Work to complete —
Copy each line of the entries beneath that contains the word "Happiness".

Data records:
____
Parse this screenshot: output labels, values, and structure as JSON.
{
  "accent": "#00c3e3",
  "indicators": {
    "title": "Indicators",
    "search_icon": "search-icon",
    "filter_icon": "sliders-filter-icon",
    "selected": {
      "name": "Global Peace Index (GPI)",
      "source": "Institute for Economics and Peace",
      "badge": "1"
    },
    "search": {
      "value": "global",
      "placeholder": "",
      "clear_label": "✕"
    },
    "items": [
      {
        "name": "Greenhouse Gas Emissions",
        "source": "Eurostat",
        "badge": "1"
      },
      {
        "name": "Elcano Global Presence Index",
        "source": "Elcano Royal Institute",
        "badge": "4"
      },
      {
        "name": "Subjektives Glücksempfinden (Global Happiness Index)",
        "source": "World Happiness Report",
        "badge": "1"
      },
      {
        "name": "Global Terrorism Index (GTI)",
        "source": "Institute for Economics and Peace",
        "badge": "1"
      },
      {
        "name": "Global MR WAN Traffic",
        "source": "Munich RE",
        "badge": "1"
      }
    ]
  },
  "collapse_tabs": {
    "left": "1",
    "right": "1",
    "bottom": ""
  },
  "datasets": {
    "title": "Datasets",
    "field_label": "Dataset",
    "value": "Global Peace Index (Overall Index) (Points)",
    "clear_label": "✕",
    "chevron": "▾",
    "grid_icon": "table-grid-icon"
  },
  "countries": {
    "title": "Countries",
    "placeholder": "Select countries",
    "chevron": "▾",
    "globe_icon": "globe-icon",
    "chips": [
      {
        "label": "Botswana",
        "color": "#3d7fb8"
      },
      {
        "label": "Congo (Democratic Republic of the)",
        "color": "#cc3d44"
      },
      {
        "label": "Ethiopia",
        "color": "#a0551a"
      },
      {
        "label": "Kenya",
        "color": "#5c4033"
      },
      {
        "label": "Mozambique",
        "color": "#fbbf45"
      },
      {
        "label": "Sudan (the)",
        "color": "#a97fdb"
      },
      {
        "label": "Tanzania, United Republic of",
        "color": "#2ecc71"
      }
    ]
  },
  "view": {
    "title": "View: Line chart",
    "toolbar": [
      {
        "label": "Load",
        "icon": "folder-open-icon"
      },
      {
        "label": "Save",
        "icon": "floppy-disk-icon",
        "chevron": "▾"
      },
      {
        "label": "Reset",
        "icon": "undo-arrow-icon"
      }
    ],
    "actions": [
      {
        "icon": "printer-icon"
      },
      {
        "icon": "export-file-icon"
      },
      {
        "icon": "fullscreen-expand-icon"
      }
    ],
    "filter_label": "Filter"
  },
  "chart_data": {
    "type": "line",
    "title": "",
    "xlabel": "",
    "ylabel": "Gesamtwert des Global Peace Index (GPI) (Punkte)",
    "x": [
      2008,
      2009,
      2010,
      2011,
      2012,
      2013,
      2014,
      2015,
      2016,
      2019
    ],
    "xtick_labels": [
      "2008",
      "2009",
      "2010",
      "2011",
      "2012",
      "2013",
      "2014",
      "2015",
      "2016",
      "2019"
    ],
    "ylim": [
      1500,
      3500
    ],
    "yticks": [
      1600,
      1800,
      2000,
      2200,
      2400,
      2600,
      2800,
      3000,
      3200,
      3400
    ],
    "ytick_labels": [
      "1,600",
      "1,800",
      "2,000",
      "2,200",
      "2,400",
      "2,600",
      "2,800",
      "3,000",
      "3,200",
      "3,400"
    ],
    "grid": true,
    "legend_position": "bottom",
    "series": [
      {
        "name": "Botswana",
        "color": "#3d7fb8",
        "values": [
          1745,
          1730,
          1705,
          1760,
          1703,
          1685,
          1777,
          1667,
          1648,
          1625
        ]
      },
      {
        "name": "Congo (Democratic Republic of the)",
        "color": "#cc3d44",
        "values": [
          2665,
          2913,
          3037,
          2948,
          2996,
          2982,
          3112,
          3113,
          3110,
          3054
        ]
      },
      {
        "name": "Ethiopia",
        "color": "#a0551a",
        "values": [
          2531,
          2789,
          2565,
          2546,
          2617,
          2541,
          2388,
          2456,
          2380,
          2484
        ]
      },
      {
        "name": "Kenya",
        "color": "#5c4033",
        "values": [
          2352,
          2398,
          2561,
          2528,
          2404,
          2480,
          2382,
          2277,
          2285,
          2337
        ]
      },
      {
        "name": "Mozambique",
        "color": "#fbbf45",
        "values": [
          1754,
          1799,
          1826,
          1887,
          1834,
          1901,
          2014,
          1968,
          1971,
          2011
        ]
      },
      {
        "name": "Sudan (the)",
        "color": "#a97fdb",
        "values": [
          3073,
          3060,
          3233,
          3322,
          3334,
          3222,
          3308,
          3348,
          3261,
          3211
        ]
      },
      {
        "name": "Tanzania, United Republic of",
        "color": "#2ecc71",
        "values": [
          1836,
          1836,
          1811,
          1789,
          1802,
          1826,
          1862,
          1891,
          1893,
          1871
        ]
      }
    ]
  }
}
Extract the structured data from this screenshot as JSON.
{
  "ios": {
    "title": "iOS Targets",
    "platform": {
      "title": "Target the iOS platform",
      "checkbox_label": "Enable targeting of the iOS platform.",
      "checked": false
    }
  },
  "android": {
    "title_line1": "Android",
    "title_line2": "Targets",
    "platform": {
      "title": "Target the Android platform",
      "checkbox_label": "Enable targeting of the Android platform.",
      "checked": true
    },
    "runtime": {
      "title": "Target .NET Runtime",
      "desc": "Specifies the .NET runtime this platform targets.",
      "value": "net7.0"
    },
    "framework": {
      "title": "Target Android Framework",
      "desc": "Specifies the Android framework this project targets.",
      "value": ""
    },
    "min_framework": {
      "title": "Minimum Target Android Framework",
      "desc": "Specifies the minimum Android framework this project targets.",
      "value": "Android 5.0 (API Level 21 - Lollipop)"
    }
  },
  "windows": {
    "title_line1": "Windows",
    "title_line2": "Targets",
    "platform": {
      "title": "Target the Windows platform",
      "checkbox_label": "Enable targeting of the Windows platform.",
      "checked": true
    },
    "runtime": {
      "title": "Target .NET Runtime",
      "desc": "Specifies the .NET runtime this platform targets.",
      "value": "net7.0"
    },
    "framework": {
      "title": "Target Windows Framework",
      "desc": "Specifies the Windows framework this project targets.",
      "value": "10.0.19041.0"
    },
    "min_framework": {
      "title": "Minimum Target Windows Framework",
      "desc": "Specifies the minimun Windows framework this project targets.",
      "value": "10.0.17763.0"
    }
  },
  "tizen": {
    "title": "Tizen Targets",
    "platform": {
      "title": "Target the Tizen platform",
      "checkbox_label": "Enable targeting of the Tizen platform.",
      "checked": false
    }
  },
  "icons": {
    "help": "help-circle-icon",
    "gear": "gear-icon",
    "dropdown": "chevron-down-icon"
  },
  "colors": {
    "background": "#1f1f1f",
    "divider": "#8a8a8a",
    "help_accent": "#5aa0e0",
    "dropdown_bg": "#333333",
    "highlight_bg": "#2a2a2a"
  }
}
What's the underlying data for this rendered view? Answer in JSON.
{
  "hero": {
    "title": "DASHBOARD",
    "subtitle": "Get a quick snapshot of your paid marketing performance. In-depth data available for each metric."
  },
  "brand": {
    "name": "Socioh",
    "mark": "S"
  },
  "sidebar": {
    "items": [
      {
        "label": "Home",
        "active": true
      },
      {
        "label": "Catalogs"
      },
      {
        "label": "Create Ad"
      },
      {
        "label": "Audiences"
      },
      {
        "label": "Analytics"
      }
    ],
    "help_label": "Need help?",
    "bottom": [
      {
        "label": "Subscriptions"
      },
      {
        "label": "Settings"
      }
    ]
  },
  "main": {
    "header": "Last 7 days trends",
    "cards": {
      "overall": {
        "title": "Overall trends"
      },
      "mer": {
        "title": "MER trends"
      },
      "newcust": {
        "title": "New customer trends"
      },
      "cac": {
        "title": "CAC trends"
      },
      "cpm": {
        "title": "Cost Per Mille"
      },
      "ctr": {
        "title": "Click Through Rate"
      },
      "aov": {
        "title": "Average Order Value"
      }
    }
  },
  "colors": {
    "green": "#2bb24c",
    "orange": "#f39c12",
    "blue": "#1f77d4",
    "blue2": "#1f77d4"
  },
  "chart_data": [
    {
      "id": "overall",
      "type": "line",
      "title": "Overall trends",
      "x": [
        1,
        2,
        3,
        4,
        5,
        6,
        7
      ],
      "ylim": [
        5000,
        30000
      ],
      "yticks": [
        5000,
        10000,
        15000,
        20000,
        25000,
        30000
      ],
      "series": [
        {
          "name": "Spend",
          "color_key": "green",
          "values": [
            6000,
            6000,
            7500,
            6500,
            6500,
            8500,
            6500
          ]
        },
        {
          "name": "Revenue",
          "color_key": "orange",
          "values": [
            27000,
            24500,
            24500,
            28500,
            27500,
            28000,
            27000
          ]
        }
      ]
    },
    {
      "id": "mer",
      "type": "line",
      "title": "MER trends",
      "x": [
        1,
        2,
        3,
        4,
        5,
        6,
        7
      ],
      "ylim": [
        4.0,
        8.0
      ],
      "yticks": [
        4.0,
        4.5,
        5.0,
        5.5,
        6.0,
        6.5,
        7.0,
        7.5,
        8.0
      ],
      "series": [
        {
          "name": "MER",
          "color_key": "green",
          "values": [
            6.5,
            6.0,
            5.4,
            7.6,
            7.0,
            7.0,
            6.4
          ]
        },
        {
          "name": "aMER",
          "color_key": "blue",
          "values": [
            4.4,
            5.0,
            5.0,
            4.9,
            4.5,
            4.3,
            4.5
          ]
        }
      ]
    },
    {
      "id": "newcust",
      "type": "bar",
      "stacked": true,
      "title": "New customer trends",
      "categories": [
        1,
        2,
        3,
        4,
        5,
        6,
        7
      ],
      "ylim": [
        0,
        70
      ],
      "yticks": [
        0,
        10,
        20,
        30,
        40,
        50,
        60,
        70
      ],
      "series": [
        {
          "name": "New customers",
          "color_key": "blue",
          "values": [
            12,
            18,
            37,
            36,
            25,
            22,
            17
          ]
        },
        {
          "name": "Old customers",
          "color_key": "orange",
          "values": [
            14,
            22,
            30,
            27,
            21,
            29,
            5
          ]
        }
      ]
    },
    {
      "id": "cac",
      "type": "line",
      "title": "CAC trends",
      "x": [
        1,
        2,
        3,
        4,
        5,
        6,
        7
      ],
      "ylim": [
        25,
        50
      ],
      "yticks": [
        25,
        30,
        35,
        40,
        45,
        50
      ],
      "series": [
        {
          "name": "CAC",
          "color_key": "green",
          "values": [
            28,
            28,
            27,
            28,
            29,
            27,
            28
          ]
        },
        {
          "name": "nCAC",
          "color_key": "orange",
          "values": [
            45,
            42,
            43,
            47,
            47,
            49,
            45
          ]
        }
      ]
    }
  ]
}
____
Answer to this exercise —
        "name": "Subjektives Glücksempfinden (Global Happiness Index)",
        "source": "World Happiness Report",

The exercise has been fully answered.